▶ **What you have to do**: Return the count of lines that mention "Achsentitel", with no other words.

-- start --

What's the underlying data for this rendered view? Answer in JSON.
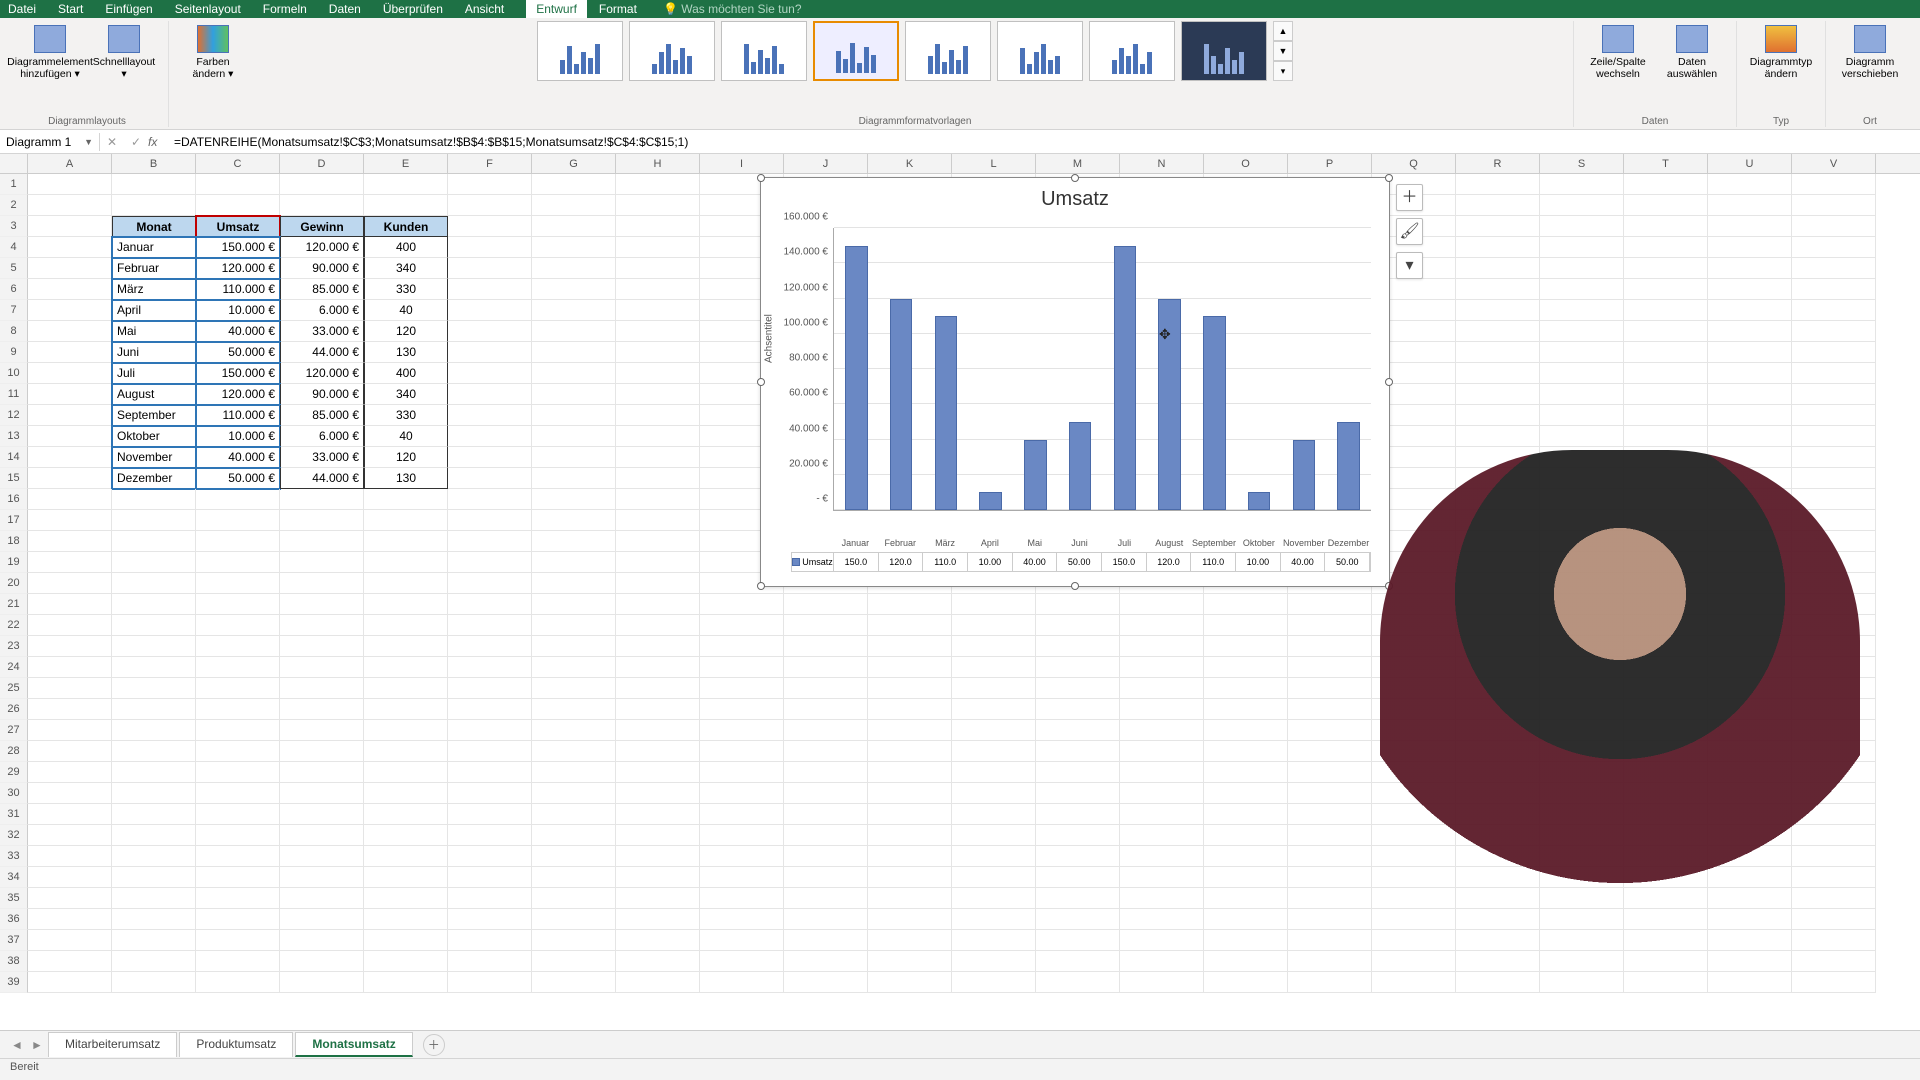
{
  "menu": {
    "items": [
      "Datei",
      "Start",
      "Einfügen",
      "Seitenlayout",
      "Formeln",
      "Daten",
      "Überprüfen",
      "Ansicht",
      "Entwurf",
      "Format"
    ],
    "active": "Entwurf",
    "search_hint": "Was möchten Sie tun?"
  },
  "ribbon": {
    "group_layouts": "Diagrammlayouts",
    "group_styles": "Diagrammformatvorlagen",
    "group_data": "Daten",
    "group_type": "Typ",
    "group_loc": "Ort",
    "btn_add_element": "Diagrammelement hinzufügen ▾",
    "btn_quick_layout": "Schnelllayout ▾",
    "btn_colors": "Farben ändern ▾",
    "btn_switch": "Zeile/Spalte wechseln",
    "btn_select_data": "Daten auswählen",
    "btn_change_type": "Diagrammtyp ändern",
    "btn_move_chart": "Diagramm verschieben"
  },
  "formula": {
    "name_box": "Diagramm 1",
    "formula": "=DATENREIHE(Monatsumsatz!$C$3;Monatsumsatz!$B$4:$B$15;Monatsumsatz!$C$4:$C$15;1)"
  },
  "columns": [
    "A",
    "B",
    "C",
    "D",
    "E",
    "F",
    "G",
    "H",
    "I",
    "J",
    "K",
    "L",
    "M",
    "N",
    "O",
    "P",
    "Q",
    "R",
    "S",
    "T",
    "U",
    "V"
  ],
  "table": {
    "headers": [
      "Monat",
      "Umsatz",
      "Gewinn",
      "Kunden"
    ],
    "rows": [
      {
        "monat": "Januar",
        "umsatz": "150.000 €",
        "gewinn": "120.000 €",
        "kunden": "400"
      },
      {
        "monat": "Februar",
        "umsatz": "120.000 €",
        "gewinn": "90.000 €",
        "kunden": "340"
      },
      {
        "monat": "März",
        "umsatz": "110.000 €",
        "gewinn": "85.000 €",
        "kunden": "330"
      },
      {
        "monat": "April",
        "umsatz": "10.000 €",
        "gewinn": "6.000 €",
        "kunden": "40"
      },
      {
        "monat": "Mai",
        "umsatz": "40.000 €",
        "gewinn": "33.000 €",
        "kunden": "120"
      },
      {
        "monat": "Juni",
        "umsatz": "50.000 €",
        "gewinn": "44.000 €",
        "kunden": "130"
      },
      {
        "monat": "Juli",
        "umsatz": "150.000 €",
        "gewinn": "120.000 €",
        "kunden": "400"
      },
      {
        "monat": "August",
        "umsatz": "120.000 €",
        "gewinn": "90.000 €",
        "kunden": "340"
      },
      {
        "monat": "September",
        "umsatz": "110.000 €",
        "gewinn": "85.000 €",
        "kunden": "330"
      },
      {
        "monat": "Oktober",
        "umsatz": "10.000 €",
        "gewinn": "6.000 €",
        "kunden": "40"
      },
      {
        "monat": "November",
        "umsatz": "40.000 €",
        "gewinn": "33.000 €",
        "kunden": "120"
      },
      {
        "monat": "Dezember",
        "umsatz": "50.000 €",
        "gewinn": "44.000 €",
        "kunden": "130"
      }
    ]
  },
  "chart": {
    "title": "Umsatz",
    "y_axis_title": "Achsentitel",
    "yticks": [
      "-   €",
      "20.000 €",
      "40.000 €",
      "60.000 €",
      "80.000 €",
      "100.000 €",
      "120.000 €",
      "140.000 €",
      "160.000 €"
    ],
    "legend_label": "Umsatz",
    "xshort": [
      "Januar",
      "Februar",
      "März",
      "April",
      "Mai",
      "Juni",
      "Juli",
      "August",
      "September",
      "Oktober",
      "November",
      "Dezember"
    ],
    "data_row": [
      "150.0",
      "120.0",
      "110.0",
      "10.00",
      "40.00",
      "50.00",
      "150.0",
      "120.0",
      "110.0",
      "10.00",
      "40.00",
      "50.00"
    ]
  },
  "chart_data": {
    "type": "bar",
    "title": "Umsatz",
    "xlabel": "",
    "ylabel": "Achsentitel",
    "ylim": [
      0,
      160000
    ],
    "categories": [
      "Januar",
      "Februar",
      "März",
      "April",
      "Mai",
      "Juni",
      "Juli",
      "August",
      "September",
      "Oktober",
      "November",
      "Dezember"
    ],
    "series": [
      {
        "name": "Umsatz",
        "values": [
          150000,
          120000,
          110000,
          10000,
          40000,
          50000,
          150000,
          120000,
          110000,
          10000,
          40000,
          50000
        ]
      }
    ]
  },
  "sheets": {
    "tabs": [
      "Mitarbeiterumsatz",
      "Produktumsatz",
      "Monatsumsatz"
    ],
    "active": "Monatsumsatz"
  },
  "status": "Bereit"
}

-- end --
-- start --

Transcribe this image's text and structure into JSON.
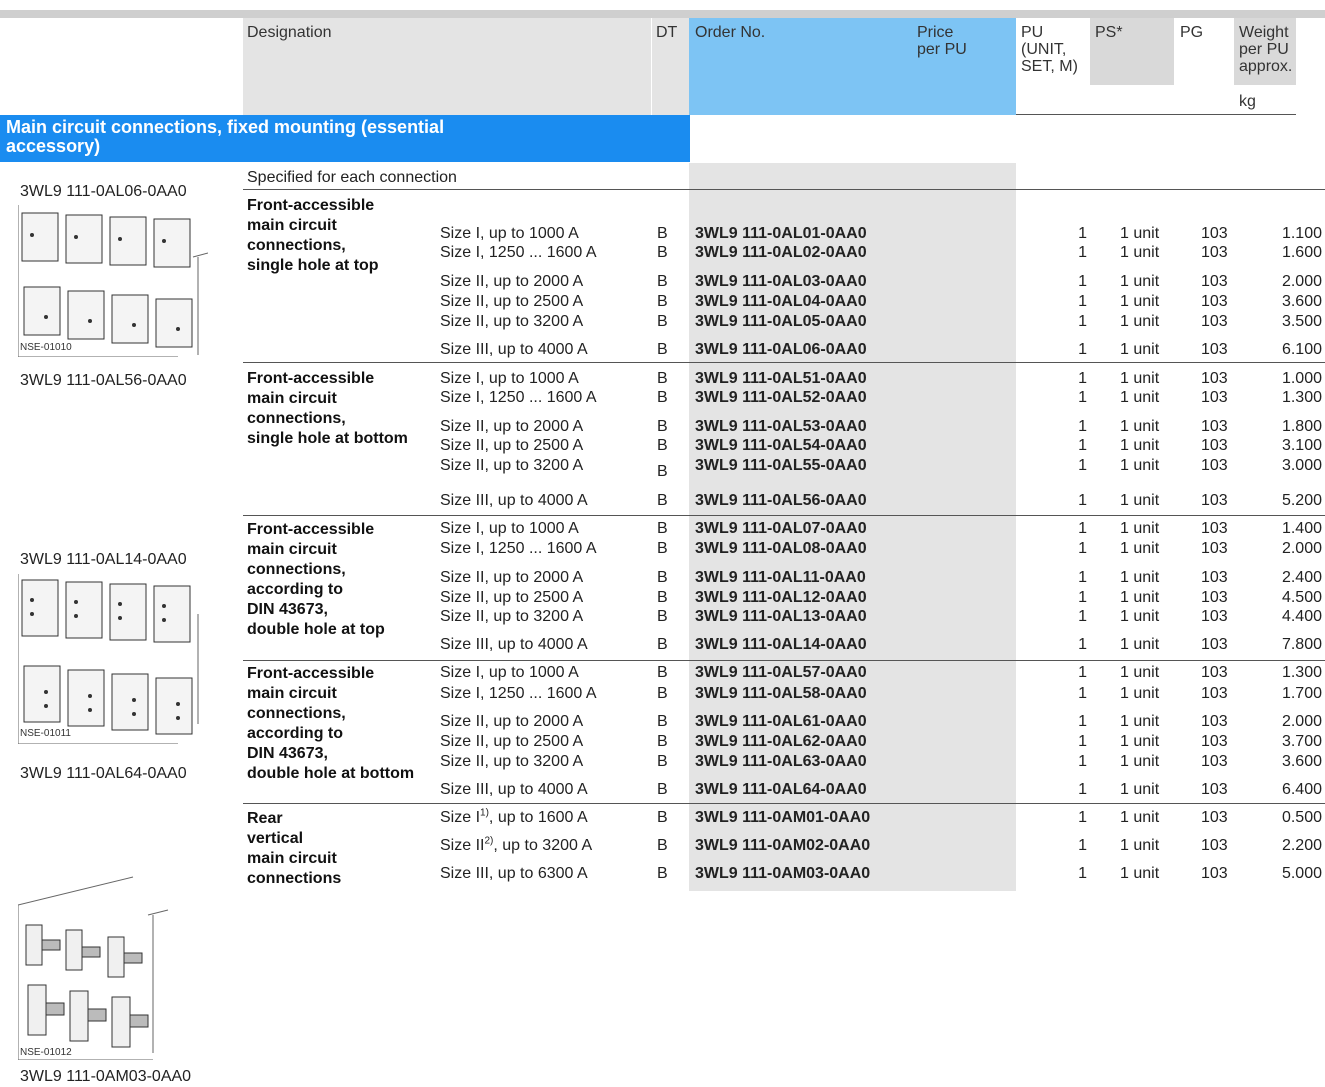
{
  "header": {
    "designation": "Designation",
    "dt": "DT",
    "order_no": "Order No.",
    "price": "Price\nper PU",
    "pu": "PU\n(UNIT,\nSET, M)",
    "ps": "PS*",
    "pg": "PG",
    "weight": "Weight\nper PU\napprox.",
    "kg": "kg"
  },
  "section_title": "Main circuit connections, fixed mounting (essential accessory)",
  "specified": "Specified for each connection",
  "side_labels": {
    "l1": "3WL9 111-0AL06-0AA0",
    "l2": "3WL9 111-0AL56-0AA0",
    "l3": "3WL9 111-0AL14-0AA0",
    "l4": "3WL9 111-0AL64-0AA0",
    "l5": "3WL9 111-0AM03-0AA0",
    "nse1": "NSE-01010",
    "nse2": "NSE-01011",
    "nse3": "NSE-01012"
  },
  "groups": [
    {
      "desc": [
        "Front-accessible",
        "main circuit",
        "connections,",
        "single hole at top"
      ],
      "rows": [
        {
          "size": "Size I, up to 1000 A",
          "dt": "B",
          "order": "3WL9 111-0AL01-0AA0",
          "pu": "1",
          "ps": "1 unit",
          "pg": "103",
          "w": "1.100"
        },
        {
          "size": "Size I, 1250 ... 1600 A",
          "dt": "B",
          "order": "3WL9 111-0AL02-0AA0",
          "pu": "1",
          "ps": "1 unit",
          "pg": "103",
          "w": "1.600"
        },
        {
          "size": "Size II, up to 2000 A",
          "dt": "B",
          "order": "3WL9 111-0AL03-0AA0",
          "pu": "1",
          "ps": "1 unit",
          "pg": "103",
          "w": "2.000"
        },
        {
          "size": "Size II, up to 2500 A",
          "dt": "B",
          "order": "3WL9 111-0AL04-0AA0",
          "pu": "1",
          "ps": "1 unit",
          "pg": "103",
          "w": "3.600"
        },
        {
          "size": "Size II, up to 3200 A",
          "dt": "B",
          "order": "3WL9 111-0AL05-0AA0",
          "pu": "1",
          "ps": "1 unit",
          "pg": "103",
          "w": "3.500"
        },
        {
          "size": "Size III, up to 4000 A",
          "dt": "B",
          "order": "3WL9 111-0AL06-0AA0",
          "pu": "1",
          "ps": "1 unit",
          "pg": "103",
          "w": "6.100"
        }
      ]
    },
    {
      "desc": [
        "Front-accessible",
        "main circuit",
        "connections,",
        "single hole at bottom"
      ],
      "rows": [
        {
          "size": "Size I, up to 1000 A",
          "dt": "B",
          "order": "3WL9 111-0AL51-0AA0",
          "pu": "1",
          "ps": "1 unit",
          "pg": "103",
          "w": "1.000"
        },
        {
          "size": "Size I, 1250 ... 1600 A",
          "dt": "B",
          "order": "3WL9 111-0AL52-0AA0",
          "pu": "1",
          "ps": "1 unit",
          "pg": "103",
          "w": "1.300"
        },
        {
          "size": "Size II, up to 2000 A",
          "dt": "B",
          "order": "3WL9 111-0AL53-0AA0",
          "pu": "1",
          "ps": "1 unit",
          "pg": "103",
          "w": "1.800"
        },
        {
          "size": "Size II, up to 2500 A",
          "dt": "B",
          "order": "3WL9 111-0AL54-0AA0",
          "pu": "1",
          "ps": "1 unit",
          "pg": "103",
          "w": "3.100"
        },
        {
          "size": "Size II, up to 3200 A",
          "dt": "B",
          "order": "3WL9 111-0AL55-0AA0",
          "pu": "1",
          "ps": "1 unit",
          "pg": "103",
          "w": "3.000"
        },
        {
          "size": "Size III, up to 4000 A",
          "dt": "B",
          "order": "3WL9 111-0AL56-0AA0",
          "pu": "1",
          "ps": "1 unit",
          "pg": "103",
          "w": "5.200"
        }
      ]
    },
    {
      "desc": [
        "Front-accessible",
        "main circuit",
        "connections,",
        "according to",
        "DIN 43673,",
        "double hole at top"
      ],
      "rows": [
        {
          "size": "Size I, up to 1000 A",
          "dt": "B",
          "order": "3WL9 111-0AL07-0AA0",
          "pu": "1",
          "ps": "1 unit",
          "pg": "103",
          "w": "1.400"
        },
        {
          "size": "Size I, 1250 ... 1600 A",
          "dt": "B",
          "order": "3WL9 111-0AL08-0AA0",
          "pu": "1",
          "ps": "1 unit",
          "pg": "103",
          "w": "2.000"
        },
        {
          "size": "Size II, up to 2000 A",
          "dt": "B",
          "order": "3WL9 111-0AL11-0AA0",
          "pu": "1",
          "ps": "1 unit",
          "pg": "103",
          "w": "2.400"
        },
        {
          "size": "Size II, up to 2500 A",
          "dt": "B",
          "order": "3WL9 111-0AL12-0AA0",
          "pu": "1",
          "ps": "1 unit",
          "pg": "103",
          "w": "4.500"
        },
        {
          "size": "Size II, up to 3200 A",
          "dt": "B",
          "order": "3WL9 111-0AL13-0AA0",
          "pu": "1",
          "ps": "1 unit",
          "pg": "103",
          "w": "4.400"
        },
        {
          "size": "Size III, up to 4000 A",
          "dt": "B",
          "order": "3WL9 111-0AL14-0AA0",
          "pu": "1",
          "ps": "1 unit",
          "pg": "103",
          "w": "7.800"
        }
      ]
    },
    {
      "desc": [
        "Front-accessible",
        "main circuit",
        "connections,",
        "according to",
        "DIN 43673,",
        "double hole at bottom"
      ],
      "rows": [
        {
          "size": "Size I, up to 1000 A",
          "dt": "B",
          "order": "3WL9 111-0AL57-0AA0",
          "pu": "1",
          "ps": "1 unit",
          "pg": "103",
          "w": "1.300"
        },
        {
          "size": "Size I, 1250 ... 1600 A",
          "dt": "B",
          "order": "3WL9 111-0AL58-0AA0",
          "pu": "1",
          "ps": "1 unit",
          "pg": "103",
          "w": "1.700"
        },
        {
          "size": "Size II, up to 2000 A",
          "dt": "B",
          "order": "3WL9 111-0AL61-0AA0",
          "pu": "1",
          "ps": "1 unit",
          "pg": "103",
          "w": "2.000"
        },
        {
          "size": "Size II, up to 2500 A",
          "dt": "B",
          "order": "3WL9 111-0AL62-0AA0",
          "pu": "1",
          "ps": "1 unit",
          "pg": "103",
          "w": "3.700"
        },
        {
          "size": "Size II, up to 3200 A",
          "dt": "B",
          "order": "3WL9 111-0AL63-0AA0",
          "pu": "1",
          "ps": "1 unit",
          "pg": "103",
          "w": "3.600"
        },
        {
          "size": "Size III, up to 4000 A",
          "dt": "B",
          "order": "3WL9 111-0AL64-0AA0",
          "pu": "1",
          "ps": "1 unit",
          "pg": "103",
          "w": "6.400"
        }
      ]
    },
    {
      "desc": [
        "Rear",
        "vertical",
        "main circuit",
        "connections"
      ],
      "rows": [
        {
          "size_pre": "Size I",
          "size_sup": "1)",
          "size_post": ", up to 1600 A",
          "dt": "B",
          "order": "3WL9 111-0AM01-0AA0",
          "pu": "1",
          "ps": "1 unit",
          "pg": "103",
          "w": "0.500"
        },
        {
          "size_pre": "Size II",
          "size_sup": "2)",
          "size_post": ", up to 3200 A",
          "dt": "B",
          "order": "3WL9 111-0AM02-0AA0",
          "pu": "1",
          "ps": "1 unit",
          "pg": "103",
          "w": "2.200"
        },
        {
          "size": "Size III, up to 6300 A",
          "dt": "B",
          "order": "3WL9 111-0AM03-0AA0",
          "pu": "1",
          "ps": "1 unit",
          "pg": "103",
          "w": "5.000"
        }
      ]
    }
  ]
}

-- end --
-- start --

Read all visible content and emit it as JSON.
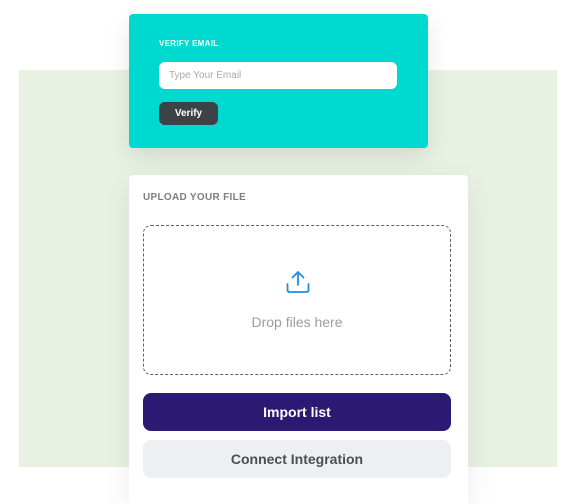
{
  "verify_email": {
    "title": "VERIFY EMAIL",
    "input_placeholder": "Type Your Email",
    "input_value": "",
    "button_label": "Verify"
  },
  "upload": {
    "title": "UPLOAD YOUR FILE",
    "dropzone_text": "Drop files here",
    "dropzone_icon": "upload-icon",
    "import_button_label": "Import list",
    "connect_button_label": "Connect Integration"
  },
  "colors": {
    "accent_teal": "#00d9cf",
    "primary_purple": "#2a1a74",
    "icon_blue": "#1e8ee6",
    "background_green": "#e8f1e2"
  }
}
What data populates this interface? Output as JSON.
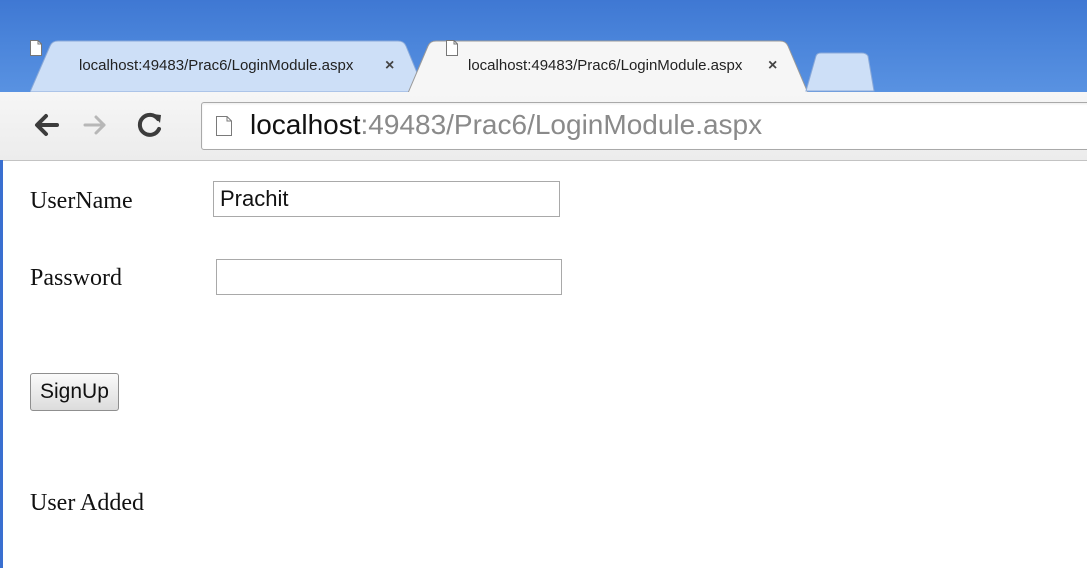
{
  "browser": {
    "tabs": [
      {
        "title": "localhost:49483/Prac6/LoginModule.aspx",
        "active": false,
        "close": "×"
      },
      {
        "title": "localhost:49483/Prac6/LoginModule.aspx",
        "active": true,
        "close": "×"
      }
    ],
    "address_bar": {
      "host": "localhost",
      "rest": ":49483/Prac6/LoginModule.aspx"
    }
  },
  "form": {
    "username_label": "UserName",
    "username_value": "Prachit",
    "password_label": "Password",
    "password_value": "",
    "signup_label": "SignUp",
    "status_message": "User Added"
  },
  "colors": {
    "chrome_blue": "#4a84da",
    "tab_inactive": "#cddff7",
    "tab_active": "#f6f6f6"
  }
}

-- end --

▶ **Task answer**: 2